*Problem details*: Determine how many lines in these records hold "this". Only the number is wanted.

===============

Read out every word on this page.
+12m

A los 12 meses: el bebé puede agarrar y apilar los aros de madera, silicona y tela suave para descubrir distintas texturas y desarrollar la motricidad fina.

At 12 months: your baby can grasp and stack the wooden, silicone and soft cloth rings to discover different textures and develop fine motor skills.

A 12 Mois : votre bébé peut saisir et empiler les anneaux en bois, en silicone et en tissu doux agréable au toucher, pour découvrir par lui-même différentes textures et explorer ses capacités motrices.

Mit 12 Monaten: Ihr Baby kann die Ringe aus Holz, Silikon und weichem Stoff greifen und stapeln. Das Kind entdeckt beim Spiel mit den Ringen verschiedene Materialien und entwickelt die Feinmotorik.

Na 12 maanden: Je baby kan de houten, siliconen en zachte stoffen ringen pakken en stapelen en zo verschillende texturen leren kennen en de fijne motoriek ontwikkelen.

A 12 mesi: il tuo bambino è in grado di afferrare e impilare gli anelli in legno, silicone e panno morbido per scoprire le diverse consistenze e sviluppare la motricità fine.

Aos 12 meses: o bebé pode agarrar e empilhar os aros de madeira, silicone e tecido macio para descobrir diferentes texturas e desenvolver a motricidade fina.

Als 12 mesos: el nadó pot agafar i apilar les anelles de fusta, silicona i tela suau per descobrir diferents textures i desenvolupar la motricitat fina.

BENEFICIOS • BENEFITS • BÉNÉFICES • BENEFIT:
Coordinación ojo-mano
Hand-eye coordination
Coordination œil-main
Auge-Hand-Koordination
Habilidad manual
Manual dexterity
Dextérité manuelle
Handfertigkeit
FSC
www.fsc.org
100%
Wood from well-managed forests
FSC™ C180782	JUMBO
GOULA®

===============

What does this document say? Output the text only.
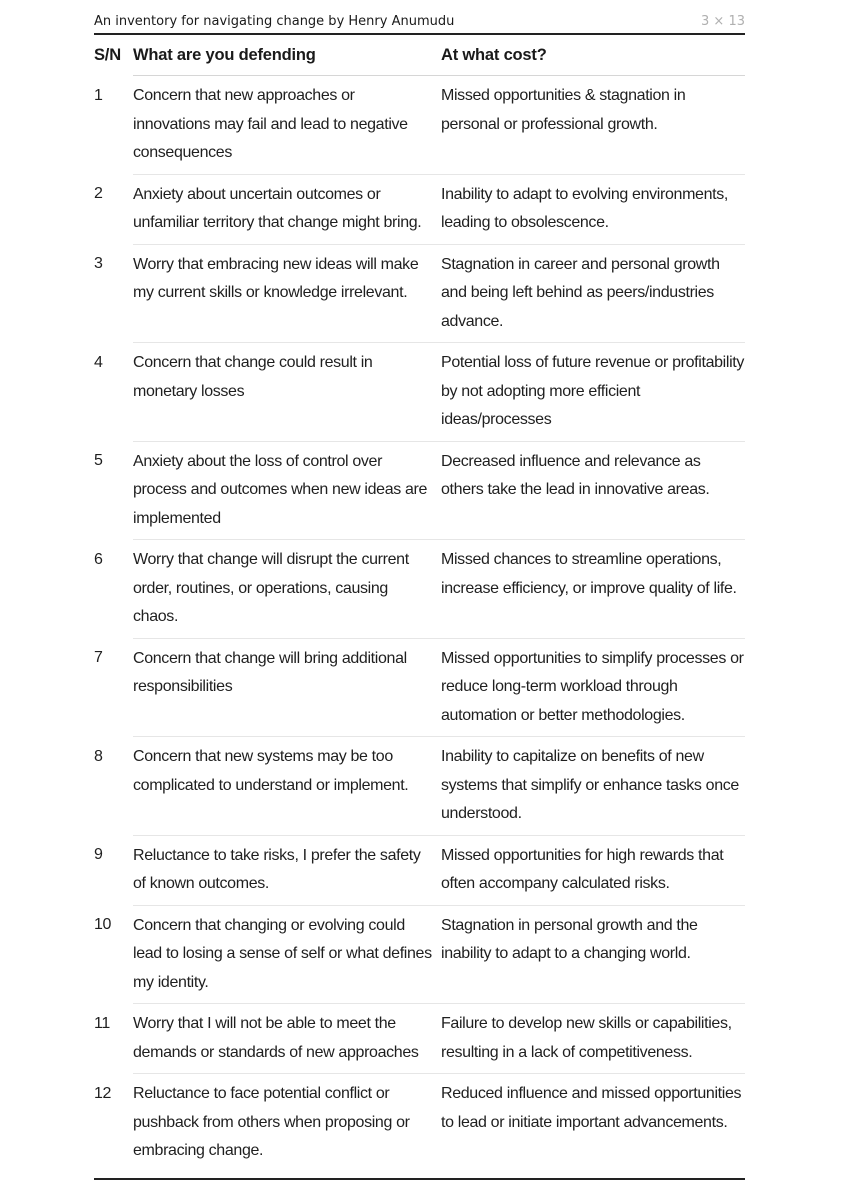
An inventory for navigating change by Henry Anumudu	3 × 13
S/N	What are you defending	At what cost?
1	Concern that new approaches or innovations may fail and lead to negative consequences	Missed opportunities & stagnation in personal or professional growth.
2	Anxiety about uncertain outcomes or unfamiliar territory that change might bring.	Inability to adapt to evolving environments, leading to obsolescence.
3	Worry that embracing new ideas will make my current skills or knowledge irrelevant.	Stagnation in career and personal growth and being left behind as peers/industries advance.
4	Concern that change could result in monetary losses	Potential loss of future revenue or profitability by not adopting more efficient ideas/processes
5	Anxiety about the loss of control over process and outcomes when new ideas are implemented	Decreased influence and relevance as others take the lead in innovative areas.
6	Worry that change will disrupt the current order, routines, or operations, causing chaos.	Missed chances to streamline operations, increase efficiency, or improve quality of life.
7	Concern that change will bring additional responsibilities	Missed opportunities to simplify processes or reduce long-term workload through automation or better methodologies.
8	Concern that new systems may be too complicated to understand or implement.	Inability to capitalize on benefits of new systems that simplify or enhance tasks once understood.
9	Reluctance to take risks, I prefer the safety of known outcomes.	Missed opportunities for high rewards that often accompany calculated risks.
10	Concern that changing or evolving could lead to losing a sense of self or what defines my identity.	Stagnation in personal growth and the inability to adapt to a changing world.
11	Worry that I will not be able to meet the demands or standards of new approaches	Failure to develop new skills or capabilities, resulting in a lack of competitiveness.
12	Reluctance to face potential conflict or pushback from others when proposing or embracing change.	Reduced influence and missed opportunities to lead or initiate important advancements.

===============

*Answer to the task*: 2